Tally each line where the word "image" occurs, then give only the total.

-- begin --

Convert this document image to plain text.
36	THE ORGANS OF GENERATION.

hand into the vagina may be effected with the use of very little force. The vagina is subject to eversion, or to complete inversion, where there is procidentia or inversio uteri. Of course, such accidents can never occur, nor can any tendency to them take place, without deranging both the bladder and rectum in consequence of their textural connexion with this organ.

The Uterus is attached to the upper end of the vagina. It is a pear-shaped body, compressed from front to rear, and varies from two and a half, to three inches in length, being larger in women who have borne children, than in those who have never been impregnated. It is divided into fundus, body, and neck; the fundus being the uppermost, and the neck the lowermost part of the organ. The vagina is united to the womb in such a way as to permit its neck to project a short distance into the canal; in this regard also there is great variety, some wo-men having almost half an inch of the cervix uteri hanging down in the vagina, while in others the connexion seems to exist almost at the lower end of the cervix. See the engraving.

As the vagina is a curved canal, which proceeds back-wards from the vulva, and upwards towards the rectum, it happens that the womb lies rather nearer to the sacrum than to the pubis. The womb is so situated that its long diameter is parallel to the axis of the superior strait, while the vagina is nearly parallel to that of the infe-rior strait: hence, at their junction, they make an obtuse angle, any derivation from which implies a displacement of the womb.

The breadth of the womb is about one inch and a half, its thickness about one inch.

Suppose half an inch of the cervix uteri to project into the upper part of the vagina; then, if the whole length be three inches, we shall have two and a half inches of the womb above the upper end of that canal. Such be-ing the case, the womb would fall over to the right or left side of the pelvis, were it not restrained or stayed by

-- end --
-- begin --

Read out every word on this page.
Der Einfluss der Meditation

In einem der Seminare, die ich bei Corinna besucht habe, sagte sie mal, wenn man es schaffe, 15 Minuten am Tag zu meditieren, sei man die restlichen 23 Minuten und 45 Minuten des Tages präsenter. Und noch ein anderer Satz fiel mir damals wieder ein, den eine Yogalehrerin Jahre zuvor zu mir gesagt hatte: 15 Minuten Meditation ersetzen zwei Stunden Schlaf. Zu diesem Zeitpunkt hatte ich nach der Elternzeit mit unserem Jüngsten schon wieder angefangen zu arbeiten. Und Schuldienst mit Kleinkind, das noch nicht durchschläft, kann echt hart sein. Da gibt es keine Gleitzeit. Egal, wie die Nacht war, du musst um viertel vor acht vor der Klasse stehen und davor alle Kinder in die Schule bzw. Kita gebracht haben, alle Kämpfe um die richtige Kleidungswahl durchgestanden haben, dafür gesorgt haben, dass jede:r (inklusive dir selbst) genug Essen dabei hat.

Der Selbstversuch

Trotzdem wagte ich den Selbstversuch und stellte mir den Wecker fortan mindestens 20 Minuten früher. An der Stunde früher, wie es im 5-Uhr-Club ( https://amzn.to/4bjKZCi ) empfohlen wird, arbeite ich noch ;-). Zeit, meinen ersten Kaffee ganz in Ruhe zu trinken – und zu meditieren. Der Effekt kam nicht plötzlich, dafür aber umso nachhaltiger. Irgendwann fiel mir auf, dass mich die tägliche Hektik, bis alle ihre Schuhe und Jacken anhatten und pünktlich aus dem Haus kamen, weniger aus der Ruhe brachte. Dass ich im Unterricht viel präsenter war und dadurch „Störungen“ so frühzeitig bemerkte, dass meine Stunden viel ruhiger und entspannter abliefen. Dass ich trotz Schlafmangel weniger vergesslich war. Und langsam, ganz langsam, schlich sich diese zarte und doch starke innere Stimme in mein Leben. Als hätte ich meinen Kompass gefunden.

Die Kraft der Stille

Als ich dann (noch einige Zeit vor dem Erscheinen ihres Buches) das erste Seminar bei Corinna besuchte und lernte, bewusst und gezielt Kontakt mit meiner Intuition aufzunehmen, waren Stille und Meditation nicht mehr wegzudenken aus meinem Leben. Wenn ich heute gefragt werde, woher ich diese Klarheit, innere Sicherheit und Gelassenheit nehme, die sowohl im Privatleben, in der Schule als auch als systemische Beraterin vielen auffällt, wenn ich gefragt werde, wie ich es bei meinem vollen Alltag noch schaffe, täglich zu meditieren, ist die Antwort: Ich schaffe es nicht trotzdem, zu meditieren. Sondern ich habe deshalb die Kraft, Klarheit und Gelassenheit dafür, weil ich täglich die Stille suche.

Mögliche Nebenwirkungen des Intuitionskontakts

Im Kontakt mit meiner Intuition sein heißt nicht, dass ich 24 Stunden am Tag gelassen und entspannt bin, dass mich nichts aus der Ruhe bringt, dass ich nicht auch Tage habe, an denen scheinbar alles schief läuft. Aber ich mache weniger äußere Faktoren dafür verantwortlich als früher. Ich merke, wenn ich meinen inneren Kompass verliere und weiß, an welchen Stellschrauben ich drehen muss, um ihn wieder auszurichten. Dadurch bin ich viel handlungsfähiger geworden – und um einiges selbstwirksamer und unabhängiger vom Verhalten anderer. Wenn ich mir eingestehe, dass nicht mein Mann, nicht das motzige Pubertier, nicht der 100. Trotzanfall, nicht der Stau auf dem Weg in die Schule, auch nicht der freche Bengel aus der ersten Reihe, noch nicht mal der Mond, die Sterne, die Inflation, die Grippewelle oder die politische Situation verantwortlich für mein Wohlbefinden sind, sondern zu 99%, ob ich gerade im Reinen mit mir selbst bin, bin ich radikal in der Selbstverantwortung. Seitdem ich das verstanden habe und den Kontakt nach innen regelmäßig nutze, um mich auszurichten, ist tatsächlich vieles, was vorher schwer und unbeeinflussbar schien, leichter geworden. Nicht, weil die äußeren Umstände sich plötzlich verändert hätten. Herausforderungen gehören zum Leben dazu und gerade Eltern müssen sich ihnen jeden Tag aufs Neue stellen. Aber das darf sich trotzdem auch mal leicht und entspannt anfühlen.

-- end --
-- begin --

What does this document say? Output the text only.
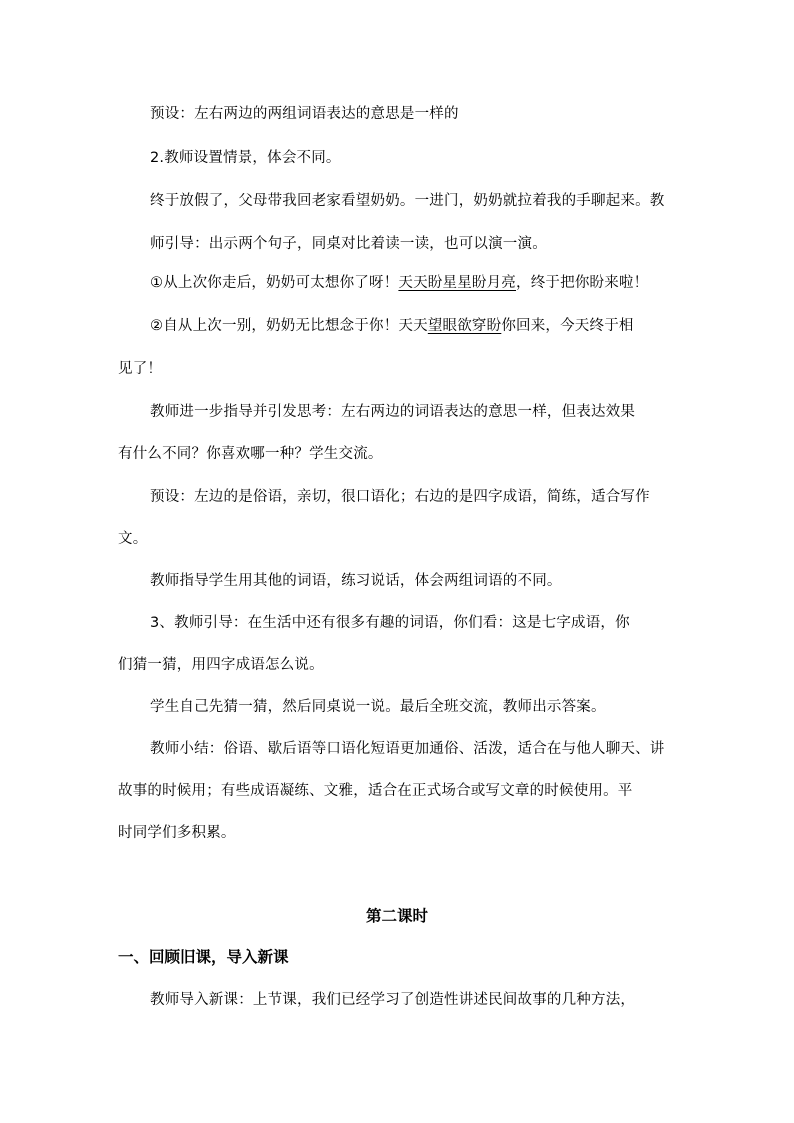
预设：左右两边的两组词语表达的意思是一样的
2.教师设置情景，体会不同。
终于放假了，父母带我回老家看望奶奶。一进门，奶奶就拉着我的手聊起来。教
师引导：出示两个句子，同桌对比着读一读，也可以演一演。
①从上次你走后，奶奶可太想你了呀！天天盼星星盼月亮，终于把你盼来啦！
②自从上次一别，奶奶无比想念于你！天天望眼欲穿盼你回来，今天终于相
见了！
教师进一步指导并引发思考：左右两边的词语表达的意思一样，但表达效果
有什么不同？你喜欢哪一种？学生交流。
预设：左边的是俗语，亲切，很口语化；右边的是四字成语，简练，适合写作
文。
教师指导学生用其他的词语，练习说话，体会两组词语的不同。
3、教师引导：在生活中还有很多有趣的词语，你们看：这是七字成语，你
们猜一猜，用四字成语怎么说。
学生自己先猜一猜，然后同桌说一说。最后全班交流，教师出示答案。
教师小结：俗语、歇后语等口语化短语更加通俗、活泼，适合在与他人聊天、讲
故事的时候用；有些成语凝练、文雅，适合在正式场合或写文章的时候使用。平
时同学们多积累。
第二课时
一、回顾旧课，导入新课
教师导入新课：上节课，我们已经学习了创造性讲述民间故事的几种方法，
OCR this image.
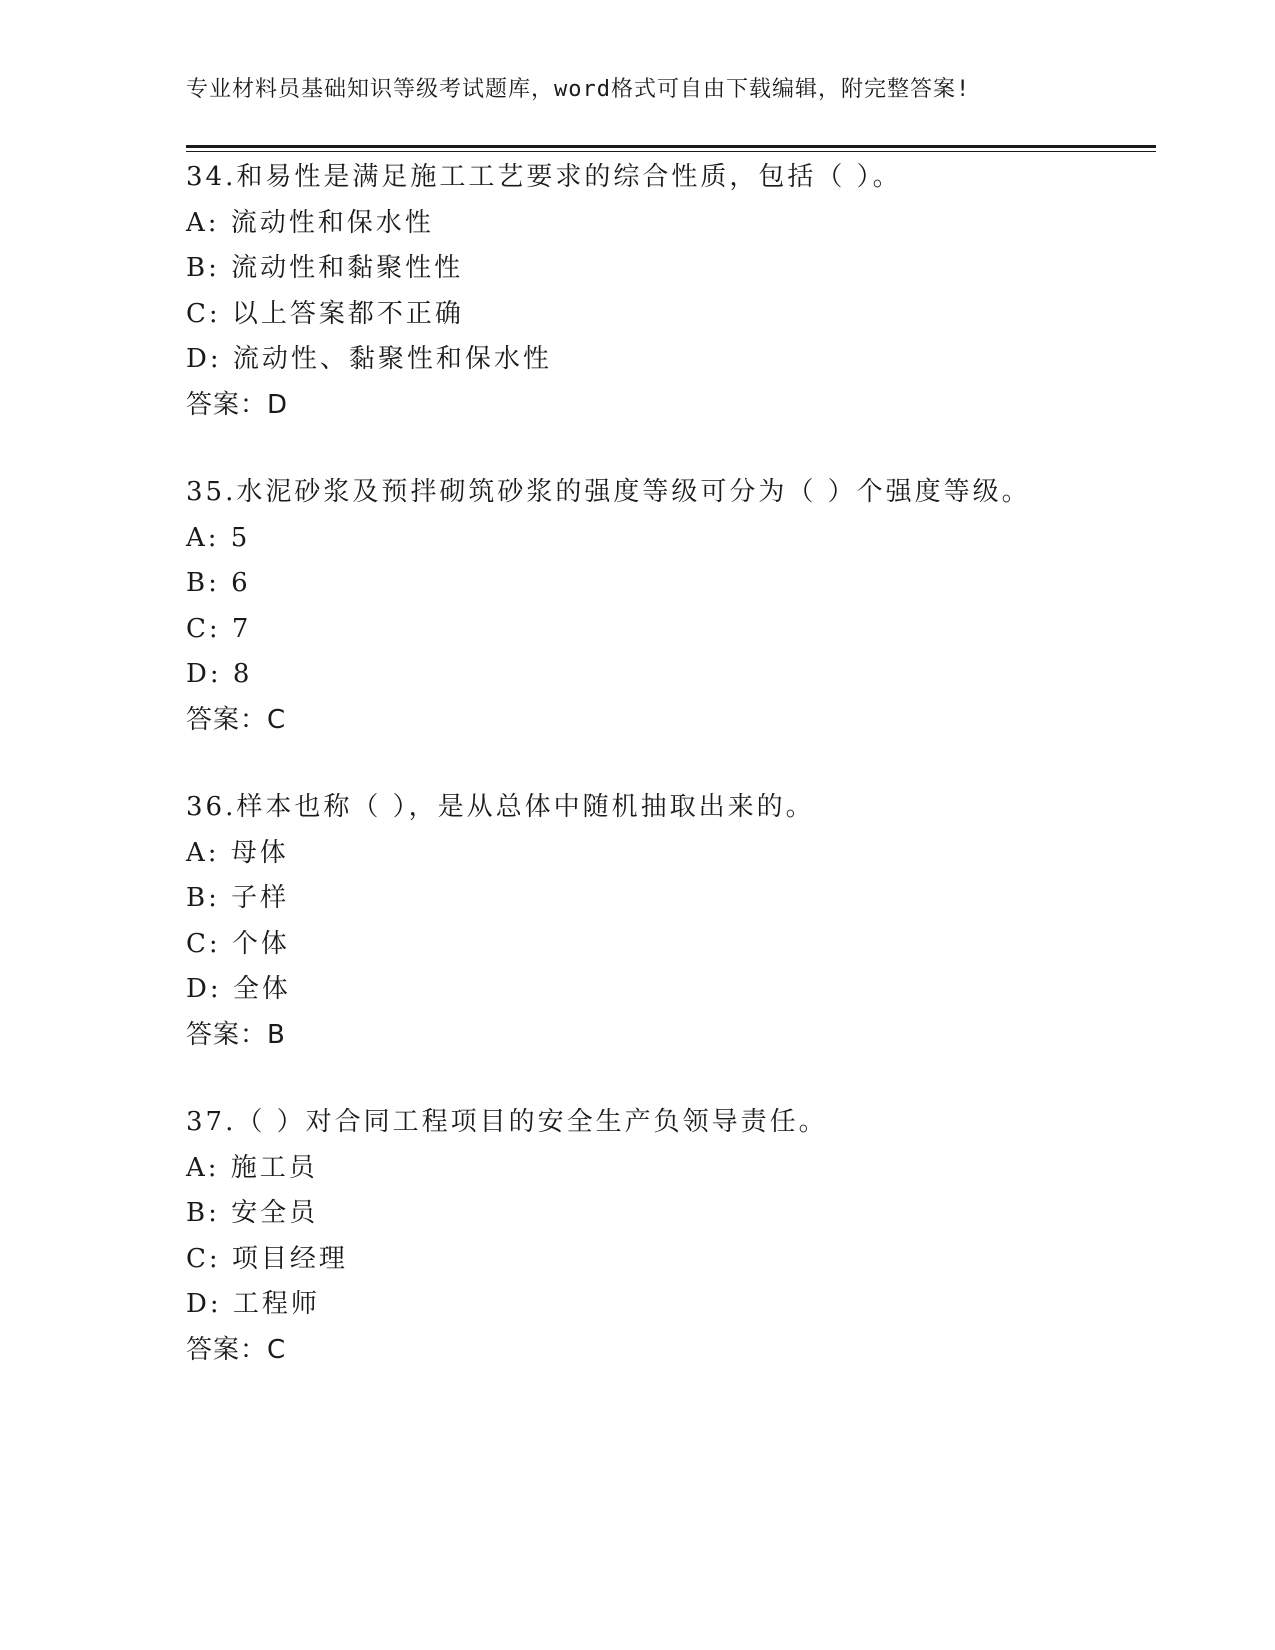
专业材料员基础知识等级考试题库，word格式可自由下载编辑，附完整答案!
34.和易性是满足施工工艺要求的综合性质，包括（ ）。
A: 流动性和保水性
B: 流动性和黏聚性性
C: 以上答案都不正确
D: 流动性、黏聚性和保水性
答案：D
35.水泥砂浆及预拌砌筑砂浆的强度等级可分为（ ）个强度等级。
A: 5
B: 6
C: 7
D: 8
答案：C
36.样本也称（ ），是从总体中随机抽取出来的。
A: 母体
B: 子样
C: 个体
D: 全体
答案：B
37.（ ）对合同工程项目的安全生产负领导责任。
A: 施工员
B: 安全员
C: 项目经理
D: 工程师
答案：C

-- end --

* _Written solution_:
2